A popular part of his act, the late great Les Dawson used to play popular standards on his piano, but he would play them littered with wrong notes, to hilarious effect. The first thing I thought of when you were testing the capabilities of this was what it would do with one of Les’ dodgy piano sketches! I’m not sure if he was as well known over in the USA, but here’s a clip! ru-vid.com/video/%D0%B2%D0%B8%D0%B4%D0%B5%D0%BE-uMOrsWxh5mg.html
The Vielklang resample thing is pretty annoying to me. I work usually at 48kHz, and some of the samples I use are 44.1 kHz. Resampling audio is so basic compared to what zplane can do, it's a shame they don't do it automatically. NewTone resamples for you, why can't Vielklang? (zplane, plz fix.)
Hey Benn, thanks for the review-medley. I would break a lance for this intuitive company. For sure the Gui isn't as actual Chrome polished, but is this really the most important thing about an audio-app? Btw Happy New Year!
Possibly, I still haven't found much use for it and I don't really want to make a review that's overly critical. Maybe I'll ask some other musician to own it to try and sell me on it.
Hey! just discovered you recently...Playing a righty guitar left handed upside down? Is that how you naturally learned guitar or were you just borrowing someone else's guitar? P&L from a fellow lefty!
I want a ai that I can just type a description of the music in and it creates a song like modern ai art. Fast double bass, intricate cymbal work, deep growls, odd time, dissonant metal guitars, fretless bass solos, in the key of D.
It can already do that IF you provide it with training information. The thing about the visual art that you don't see is that it's just replicating bits of things that it's been trained on, it's just that those training models are so large. I've been using AI music creation for years to expand small ideas into longer parts, but you have to feed it something for it to go off of, if you just ask it to make something on its own it's absolute chaos and noise (which is also useful in its own as an element! Just not particularly musical in a vacuum)
"If you are a sample- or loopbased musician who doesn't have a very well-trained ear, this is a must-buy..." If you don't have a well-trained ear, learn music. Can't buy yourself free from ignorance.
@@Tom_G_Hausler I suppose that’s true. I love new tech and these zplane apps seem amazing. If I ran a commercial studio I wouldn’t hesitate to buy them, but as a solo artist with a home studio, they’re a little too expensive for my own experimentation.

• PARTS OF THE EXERCISE:
a. Answer these from the comments above:
(i) Which comedian played popular standards on the piano with wrong notes?
(ii) At what sample rate does one commenter usually work?
(iii) In what key should the requested AI-made song be?
b. Please repeat the comments above word for word, starting at "Hey Benn, thanks" and ending at "sell me on it.".

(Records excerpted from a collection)
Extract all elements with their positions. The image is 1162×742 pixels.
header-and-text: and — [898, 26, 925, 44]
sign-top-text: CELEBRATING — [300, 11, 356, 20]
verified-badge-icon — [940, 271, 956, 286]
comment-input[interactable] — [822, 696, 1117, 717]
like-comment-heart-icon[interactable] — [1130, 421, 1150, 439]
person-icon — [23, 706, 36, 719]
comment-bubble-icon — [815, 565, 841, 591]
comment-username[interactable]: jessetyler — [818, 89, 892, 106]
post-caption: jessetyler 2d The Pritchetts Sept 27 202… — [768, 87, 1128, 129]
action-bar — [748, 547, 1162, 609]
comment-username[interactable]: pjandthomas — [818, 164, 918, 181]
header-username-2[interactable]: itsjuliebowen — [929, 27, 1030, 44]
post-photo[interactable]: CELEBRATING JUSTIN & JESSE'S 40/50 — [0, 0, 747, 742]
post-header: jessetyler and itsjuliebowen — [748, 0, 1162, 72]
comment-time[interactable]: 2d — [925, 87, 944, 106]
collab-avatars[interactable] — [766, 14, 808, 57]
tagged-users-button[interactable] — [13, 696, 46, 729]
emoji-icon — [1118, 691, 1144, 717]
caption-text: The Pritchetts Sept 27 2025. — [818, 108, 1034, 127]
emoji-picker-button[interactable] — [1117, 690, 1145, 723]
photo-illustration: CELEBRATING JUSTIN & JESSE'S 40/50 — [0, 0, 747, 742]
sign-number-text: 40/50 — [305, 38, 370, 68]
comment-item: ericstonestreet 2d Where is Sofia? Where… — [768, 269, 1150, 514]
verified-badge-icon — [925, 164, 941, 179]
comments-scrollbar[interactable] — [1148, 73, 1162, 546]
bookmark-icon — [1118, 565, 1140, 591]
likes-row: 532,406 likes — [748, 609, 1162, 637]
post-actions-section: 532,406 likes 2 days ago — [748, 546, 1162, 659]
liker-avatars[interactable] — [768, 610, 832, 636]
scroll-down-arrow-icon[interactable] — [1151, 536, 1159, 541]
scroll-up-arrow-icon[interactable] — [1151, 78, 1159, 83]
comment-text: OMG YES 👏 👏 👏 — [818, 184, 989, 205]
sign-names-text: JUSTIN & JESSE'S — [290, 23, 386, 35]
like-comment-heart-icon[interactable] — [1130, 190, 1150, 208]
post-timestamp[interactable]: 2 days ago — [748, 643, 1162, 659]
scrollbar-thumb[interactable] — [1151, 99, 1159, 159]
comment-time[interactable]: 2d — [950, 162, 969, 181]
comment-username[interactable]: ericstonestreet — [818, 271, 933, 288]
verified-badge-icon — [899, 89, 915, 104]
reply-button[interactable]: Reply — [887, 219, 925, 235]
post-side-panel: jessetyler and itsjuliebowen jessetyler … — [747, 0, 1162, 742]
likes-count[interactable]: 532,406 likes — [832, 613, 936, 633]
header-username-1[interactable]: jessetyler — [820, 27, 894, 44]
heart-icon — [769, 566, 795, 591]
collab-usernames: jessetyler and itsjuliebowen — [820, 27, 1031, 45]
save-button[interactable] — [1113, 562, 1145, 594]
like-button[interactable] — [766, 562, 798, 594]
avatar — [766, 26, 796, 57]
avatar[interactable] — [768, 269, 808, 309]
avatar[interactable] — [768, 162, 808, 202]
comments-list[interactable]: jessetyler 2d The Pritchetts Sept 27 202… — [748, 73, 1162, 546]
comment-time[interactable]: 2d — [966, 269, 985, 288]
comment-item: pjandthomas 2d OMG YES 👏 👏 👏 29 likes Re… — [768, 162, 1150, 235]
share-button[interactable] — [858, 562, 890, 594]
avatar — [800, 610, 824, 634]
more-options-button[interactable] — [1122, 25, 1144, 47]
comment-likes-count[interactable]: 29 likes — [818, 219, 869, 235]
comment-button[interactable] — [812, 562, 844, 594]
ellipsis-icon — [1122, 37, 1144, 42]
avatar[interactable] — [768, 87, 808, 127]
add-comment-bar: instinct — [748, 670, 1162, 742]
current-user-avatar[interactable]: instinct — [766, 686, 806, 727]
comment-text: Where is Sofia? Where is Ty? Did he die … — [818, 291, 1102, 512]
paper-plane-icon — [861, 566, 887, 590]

• ANSWERS FOR THIS EXERCISE:
a.
(i) Les Dawson
(ii) 48kHz
(iii) D

b.
Hey Benn, thanks for the review-medley. I would break a lance for this intuitive company. For sure the Gui isn't as actual Chrome polished, but is this really the most important thing about an audio-app? Btw Happy New Year!
Possibly, I still haven't found much use for it and I don't really want to make a review that's overly critical. Maybe I'll ask some other musician to own it to try and sell me on it.